Work instructions:
a) Answer each question from the analog clock discussion below, one answer per line, marked like the questions:
(i) What does the delivery driver say the analog watch face is like?
(ii) What does the writer with a smart watch on one wrist wear on the other?
(iii) How many days does one sweep of the hand cover on the day-of-the-week clock?
b) Render this sentence from the analog clock discussion below in Spanish: "The analog clock is showing you a picture of the time."
c) Name every time of day that the analog clock discussion below says is marked on the day-of-the-week clock.

Excerpt provided:
I am a delivery driver with a certain amount of stops per hour I have to do. ALL DAY I am converting the digital time to a percentage of the hour I’ve used to make sure I’m on pace. I find my watch with a analog face to be a much more useful reference in keeping track of my day because it is like a weird progress bar.

As for research, while I'm not immediately familiar with any about reading clocks, I know there's some out there for how people who speak different languages value colors differently. For example, speakers of a language in which orange was traditionally named a shade of red instead of its "own" color might not have trouble actually seeing orange, but they might have trouble communicating that or realizing the significance of communicating that. In a way, "analog clock face" is sort of like a mini-language, and the way it's expressed influences the ways in which those fluent in it conceptualize time.

Valerie.Z

I bet that would all be different if there were 100 minutes in an hour. The progress bar thing as a percentage would work for you. The analog clock is showing you a picture of the time. The digital one is showing you the name of the time. Fun fact: I have a smart watch on one wrist, and a fitbit on the other. I have analog watch faces on both. I'm old!

Ian Cooper

I've got an analog day-of-the-week clock by my desk. They're designed for people with dementia, but it's done absolute wonders for my sense of where I am in the day and in the week. One sweep of the hand is 7 days, with clear lines for the midnights, and markers for 6am, noon, and 6pm And in response to looking at my watch too much at the weekend (some years ago) I got myself a single handed 24 hour analog watch. One hand sweeps round once per day. I find it elegant, very pleasing, and very relatabe.

Dataset extract:
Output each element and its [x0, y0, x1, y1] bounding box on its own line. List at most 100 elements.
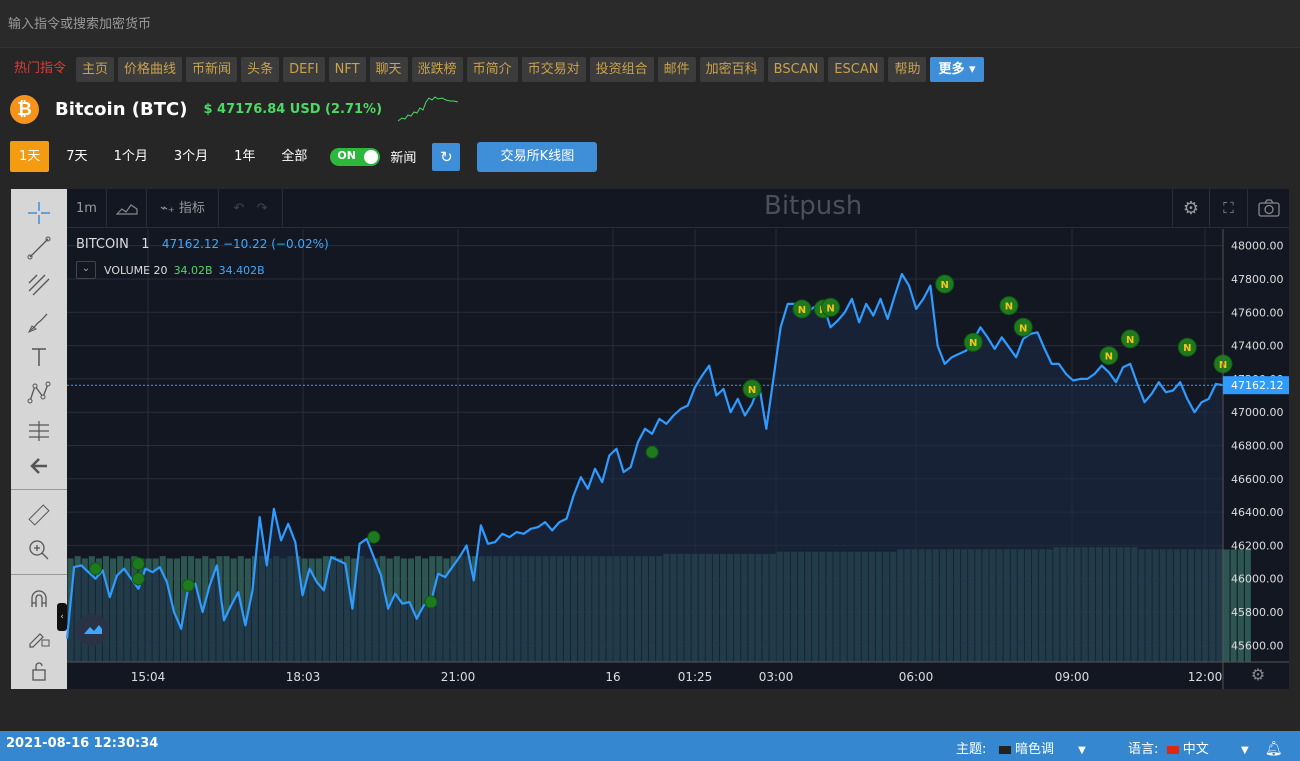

Expected answers:
a)
(i) A weird progress bar
(ii) A fitbit
(iii) 7 days

b) El reloj analógico te muestra una imagen de la hora.

c)
- Midnight
- 6am
- Noon
- 6pm